Stored data entries
============
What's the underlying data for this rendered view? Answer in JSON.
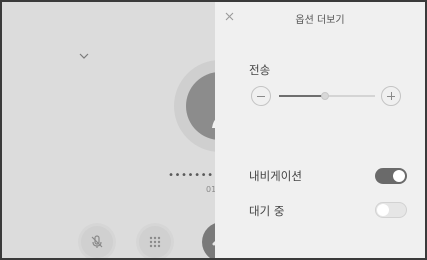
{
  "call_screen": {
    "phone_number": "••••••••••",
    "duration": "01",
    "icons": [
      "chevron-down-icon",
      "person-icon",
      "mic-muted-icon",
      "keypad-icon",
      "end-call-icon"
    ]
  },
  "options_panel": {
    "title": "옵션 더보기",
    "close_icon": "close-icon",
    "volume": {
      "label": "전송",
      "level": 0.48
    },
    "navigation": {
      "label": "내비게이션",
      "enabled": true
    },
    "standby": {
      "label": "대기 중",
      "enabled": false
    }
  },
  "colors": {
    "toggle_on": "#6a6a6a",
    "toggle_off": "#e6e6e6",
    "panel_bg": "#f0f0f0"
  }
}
============
**What is asked**
Reproduce the entries above word for word. Pictures stay out.

**Reply**
What's the underlying data for this rendered view? Answer in JSON.
{
  "call_screen": {
    "phone_number": "••••••••••",
    "duration": "01",
    "icons": [
      "chevron-down-icon",
      "person-icon",
      "mic-muted-icon",
      "keypad-icon",
      "end-call-icon"
    ]
  },
  "options_panel": {
    "title": "옵션 더보기",
    "close_icon": "close-icon",
    "volume": {
      "label": "전송",
      "level": 0.48
    },
    "navigation": {
      "label": "내비게이션",
      "enabled": true
    },
    "standby": {
      "label": "대기 중",
      "enabled": false
    }
  },
  "colors": {
    "toggle_on": "#6a6a6a",
    "toggle_off": "#e6e6e6",
    "panel_bg": "#f0f0f0"
  }
}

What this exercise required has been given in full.